(Collected data entries)
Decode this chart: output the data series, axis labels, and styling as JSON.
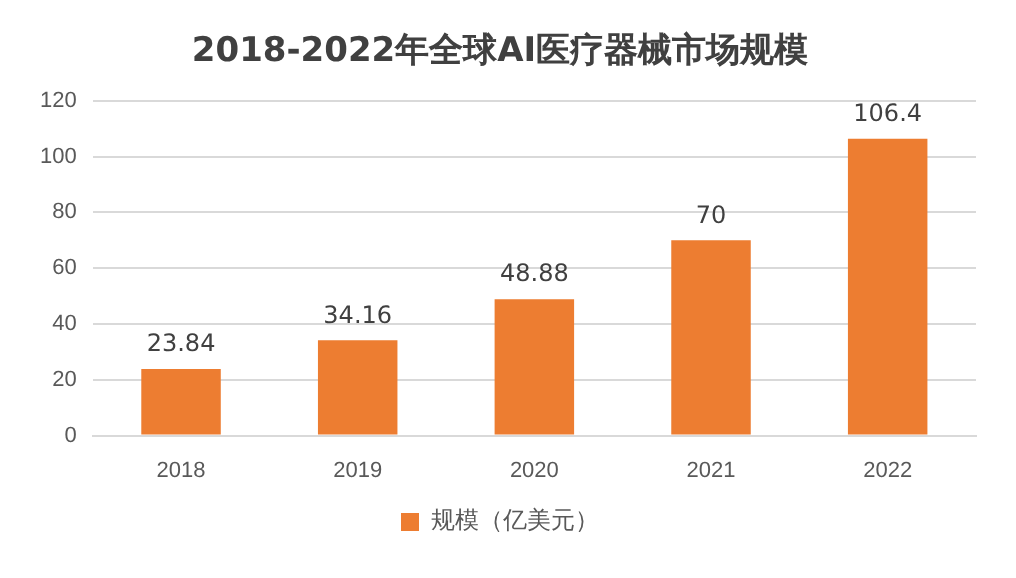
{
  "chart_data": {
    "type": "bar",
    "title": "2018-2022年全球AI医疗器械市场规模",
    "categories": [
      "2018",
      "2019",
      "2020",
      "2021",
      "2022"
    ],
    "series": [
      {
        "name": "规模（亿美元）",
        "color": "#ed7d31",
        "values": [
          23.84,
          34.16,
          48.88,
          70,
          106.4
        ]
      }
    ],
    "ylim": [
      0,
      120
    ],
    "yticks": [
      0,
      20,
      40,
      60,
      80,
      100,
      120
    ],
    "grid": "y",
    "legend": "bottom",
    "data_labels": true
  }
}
* * *
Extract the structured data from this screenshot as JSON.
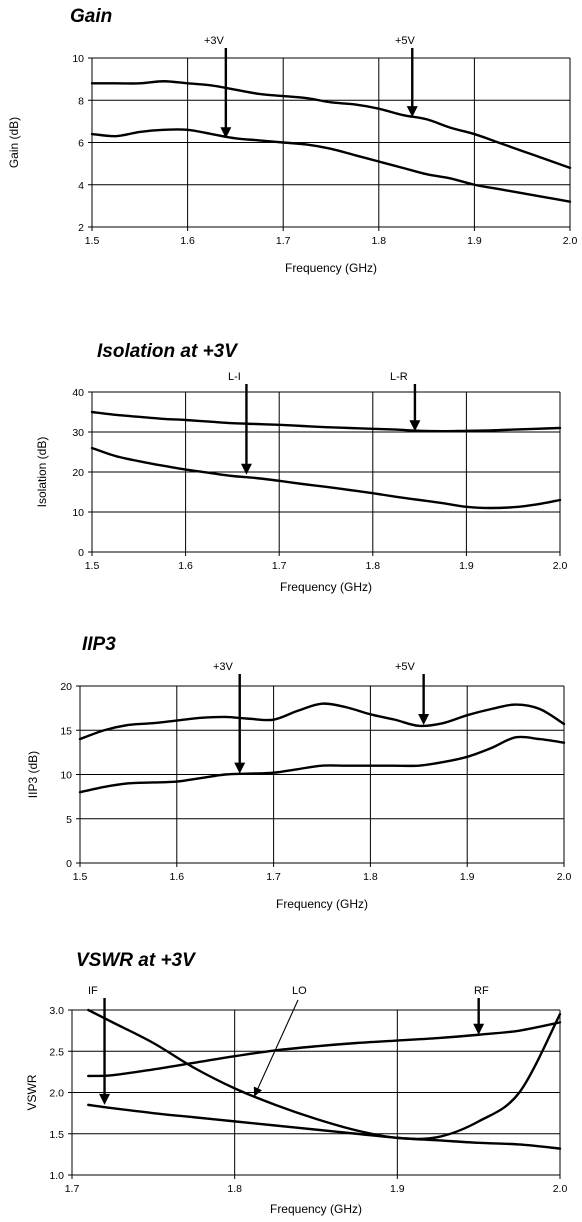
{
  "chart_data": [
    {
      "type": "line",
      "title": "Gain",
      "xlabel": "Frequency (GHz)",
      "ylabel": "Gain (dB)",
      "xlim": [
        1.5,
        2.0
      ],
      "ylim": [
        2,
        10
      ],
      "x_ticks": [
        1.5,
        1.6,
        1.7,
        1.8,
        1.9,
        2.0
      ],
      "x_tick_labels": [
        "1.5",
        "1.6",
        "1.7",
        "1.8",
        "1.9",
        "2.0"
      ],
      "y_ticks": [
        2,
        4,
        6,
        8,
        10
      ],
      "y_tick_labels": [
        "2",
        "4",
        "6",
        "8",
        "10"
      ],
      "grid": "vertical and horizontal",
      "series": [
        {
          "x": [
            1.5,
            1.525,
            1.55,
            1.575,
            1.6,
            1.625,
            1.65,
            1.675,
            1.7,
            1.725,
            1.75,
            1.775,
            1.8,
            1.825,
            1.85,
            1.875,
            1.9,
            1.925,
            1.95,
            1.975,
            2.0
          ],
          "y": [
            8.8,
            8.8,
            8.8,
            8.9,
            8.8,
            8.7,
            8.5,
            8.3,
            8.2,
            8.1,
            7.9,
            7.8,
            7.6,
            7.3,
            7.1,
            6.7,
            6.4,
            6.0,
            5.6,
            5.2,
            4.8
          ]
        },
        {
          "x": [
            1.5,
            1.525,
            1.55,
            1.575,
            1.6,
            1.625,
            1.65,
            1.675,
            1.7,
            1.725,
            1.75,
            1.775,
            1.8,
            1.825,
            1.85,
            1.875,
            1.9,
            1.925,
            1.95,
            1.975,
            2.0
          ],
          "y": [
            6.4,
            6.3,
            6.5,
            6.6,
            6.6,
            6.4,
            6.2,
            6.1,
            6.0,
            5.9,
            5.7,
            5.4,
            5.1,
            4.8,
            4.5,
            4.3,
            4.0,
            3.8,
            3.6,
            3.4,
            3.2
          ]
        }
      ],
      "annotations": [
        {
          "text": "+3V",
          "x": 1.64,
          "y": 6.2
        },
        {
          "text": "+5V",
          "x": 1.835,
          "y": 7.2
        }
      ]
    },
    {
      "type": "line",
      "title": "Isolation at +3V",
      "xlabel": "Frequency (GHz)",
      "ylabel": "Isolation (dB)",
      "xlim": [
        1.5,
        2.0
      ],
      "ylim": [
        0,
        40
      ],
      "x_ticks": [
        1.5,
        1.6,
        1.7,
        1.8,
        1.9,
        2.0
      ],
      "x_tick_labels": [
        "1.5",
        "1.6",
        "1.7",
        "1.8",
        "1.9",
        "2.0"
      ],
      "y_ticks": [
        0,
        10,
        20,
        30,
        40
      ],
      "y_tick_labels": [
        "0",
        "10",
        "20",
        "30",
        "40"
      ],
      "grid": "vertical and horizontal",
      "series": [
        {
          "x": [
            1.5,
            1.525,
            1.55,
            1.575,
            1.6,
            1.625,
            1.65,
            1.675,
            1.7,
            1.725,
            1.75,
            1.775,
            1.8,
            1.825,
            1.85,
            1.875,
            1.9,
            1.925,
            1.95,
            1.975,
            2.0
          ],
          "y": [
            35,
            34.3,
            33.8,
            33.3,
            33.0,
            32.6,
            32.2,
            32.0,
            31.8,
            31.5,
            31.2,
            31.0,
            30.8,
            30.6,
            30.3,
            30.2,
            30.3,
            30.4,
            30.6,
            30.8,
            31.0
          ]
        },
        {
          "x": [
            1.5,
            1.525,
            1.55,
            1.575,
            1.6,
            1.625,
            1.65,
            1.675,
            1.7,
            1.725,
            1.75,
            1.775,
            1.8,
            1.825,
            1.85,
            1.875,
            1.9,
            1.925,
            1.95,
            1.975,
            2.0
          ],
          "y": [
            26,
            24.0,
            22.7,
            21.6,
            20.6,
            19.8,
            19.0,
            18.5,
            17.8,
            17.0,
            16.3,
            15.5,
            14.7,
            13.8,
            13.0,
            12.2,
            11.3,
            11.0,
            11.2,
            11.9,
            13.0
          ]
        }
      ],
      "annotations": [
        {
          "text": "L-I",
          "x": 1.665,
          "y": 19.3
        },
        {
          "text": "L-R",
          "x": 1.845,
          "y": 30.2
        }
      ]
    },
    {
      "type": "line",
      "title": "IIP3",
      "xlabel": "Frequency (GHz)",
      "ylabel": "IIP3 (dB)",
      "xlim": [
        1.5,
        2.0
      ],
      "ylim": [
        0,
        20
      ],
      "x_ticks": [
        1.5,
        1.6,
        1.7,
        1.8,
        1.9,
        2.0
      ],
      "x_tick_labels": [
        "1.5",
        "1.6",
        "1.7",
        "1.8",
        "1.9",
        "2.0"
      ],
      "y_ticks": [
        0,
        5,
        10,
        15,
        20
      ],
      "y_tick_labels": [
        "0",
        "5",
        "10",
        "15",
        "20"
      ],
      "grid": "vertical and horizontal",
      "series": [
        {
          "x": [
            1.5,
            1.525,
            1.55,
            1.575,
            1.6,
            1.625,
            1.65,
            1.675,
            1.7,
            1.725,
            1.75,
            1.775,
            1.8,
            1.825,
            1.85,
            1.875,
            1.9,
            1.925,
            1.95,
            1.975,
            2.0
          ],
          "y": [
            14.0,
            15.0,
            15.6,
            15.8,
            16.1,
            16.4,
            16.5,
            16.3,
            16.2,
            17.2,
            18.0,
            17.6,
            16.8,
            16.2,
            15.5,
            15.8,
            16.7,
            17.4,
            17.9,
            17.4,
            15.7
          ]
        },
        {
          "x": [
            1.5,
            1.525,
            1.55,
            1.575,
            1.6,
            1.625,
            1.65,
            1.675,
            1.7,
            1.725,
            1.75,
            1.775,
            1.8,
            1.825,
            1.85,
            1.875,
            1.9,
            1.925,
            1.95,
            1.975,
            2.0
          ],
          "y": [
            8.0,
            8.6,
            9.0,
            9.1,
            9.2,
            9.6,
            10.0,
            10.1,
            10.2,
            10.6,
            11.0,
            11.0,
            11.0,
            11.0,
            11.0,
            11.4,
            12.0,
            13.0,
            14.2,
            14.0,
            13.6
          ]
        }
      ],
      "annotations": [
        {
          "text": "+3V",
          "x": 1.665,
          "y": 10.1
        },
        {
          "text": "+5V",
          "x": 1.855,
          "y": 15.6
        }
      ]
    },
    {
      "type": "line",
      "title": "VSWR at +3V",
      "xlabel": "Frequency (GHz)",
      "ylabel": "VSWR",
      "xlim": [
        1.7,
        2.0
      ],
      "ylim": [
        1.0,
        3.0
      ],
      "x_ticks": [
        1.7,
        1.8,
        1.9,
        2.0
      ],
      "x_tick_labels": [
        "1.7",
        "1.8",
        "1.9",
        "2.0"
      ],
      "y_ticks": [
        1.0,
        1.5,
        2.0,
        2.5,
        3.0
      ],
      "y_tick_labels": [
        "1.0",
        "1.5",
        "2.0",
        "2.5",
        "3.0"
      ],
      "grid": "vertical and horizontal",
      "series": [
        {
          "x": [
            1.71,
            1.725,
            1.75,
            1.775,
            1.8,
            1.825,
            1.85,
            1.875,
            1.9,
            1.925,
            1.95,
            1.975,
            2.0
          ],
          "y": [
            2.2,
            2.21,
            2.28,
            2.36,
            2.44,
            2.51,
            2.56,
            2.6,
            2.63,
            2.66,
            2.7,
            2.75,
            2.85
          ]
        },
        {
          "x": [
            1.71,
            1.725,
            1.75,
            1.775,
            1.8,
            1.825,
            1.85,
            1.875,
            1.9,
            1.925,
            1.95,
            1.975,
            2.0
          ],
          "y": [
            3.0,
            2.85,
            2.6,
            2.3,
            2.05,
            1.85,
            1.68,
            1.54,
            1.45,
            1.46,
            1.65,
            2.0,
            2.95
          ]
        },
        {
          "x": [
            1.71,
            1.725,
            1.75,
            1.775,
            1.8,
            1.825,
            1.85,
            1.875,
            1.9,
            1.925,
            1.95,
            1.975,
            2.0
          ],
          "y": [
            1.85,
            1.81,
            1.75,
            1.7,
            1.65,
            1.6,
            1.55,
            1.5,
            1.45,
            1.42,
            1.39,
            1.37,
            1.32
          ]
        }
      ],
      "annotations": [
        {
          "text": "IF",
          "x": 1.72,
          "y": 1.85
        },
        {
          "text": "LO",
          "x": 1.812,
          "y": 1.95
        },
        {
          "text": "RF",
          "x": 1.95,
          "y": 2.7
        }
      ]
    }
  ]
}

▶ _STATED GOAL_
Gather every line from the listing above in which "this" appears, and copy those lines.

▶ _FINISHED EXERCISE_
Decode this chart: output the data series, axis labels, and styling as JSON.
Extract the structured data from this screenshot as JSON.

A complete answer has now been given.